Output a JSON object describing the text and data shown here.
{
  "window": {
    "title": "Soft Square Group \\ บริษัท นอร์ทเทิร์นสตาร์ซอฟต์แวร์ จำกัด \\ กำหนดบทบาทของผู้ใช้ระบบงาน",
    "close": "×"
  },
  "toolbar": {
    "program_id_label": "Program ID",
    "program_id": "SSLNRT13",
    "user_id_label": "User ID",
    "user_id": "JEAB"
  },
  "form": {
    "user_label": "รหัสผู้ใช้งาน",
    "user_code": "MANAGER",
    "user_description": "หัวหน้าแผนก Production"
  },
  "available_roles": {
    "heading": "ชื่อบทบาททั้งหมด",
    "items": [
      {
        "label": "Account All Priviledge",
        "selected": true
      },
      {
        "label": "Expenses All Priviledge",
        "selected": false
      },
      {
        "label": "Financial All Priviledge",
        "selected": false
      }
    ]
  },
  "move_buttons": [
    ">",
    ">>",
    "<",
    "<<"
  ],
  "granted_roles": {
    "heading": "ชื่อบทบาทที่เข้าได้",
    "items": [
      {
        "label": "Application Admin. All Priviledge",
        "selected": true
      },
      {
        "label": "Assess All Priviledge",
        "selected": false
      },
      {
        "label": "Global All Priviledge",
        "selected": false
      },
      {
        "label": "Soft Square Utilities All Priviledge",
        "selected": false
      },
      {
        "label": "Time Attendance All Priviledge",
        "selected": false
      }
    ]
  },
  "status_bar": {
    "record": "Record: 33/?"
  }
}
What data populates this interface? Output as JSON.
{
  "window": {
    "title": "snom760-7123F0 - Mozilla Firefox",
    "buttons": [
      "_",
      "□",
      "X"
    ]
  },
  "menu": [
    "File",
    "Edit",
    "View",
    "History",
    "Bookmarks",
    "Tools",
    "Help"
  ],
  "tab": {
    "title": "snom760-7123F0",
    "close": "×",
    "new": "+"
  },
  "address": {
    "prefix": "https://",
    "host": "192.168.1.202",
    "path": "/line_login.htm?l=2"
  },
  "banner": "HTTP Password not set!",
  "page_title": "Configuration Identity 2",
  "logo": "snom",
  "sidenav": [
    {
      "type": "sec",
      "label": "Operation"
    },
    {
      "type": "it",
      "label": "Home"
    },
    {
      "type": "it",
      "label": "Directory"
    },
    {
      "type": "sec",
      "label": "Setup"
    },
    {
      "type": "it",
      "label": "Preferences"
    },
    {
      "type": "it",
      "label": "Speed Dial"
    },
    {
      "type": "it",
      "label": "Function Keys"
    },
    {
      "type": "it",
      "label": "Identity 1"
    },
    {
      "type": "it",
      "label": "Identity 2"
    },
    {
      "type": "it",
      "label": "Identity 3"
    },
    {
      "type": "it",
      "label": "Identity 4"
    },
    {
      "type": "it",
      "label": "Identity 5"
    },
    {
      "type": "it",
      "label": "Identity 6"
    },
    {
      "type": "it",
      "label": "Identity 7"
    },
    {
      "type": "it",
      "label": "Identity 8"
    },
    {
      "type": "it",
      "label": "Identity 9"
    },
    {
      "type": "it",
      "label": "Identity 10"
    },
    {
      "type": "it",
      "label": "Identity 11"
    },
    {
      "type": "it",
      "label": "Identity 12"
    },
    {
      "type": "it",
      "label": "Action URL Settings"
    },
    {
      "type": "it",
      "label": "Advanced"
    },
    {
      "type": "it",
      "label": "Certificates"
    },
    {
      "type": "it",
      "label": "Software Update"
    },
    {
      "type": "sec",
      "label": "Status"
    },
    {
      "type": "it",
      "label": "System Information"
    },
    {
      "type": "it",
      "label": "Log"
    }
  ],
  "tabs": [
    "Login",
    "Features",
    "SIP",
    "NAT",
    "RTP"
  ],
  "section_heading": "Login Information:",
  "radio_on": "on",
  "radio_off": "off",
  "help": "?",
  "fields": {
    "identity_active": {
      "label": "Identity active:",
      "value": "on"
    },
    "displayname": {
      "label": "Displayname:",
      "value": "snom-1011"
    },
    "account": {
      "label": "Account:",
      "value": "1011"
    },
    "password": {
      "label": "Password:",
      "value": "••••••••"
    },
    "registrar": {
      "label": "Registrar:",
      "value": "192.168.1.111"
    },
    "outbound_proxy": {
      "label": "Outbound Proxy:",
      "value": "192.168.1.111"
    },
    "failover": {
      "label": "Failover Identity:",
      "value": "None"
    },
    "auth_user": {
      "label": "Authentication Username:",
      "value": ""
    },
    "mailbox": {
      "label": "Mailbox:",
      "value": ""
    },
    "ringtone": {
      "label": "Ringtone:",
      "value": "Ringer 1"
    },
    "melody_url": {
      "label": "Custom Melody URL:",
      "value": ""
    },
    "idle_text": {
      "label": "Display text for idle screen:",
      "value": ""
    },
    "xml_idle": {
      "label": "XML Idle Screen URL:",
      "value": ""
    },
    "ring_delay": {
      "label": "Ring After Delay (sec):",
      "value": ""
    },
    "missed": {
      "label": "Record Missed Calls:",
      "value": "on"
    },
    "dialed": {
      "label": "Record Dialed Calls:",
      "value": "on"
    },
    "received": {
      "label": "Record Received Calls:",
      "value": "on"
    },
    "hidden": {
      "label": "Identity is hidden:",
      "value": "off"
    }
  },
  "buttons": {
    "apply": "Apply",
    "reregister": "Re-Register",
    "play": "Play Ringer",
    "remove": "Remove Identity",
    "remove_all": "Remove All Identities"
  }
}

----------------

Given exercise
Copy the entries above exactly, leaving none out.

Exercise solution
Output a JSON object describing the text and data shown here.
{
  "window": {
    "title": "Soft Square Group \\ บริษัท นอร์ทเทิร์นสตาร์ซอฟต์แวร์ จำกัด \\ กำหนดบทบาทของผู้ใช้ระบบงาน",
    "close": "×"
  },
  "toolbar": {
    "program_id_label": "Program ID",
    "program_id": "SSLNRT13",
    "user_id_label": "User ID",
    "user_id": "JEAB"
  },
  "form": {
    "user_label": "รหัสผู้ใช้งาน",
    "user_code": "MANAGER",
    "user_description": "หัวหน้าแผนก Production"
  },
  "available_roles": {
    "heading": "ชื่อบทบาททั้งหมด",
    "items": [
      {
        "label": "Account All Priviledge",
        "selected": true
      },
      {
        "label": "Expenses All Priviledge",
        "selected": false
      },
      {
        "label": "Financial All Priviledge",
        "selected": false
      }
    ]
  },
  "move_buttons": [
    ">",
    ">>",
    "<",
    "<<"
  ],
  "granted_roles": {
    "heading": "ชื่อบทบาทที่เข้าได้",
    "items": [
      {
        "label": "Application Admin. All Priviledge",
        "selected": true
      },
      {
        "label": "Assess All Priviledge",
        "selected": false
      },
      {
        "label": "Global All Priviledge",
        "selected": false
      },
      {
        "label": "Soft Square Utilities All Priviledge",
        "selected": false
      },
      {
        "label": "Time Attendance All Priviledge",
        "selected": false
      }
    ]
  },
  "status_bar": {
    "record": "Record: 33/?"
  }
}
What data populates this interface? Output as JSON.
{
  "window": {
    "title": "snom760-7123F0 - Mozilla Firefox",
    "buttons": [
      "_",
      "□",
      "X"
    ]
  },
  "menu": [
    "File",
    "Edit",
    "View",
    "History",
    "Bookmarks",
    "Tools",
    "Help"
  ],
  "tab": {
    "title": "snom760-7123F0",
    "close": "×",
    "new": "+"
  },
  "address": {
    "prefix": "https://",
    "host": "192.168.1.202",
    "path": "/line_login.htm?l=2"
  },
  "banner": "HTTP Password not set!",
  "page_title": "Configuration Identity 2",
  "logo": "snom",
  "sidenav": [
    {
      "type": "sec",
      "label": "Operation"
    },
    {
      "type": "it",
      "label": "Home"
    },
    {
      "type": "it",
      "label": "Directory"
    },
    {
      "type": "sec",
      "label": "Setup"
    },
    {
      "type": "it",
      "label": "Preferences"
    },
    {
      "type": "it",
      "label": "Speed Dial"
    },
    {
      "type": "it",
      "label": "Function Keys"
    },
    {
      "type": "it",
      "label": "Identity 1"
    },
    {
      "type": "it",
      "label": "Identity 2"
    },
    {
      "type": "it",
      "label": "Identity 3"
    },
    {
      "type": "it",
      "label": "Identity 4"
    },
    {
      "type": "it",
      "label": "Identity 5"
    },
    {
      "type": "it",
      "label": "Identity 6"
    },
    {
      "type": "it",
      "label": "Identity 7"
    },
    {
      "type": "it",
      "label": "Identity 8"
    },
    {
      "type": "it",
      "label": "Identity 9"
    },
    {
      "type": "it",
      "label": "Identity 10"
    },
    {
      "type": "it",
      "label": "Identity 11"
    },
    {
      "type": "it",
      "label": "Identity 12"
    },
    {
      "type": "it",
      "label": "Action URL Settings"
    },
    {
      "type": "it",
      "label": "Advanced"
    },
    {
      "type": "it",
      "label": "Certificates"
    },
    {
      "type": "it",
      "label": "Software Update"
    },
    {
      "type": "sec",
      "label": "Status"
    },
    {
      "type": "it",
      "label": "System Information"
    },
    {
      "type": "it",
      "label": "Log"
    }
  ],
  "tabs": [
    "Login",
    "Features",
    "SIP",
    "NAT",
    "RTP"
  ],
  "section_heading": "Login Information:",
  "radio_on": "on",
  "radio_off": "off",
  "help": "?",
  "fields": {
    "identity_active": {
      "label": "Identity active:",
      "value": "on"
    },
    "displayname": {
      "label": "Displayname:",
      "value": "snom-1011"
    },
    "account": {
      "label": "Account:",
      "value": "1011"
    },
    "password": {
      "label": "Password:",
      "value": "••••••••"
    },
    "registrar": {
      "label": "Registrar:",
      "value": "192.168.1.111"
    },
    "outbound_proxy": {
      "label": "Outbound Proxy:",
      "value": "192.168.1.111"
    },
    "failover": {
      "label": "Failover Identity:",
      "value": "None"
    },
    "auth_user": {
      "label": "Authentication Username:",
      "value": ""
    },
    "mailbox": {
      "label": "Mailbox:",
      "value": ""
    },
    "ringtone": {
      "label": "Ringtone:",
      "value": "Ringer 1"
    },
    "melody_url": {
      "label": "Custom Melody URL:",
      "value": ""
    },
    "idle_text": {
      "label": "Display text for idle screen:",
      "value": ""
    },
    "xml_idle": {
      "label": "XML Idle Screen URL:",
      "value": ""
    },
    "ring_delay": {
      "label": "Ring After Delay (sec):",
      "value": ""
    },
    "missed": {
      "label": "Record Missed Calls:",
      "value": "on"
    },
    "dialed": {
      "label": "Record Dialed Calls:",
      "value": "on"
    },
    "received": {
      "label": "Record Received Calls:",
      "value": "on"
    },
    "hidden": {
      "label": "Identity is hidden:",
      "value": "off"
    }
  },
  "buttons": {
    "apply": "Apply",
    "reregister": "Re-Register",
    "play": "Play Ringer",
    "remove": "Remove Identity",
    "remove_all": "Remove All Identities"
  }
}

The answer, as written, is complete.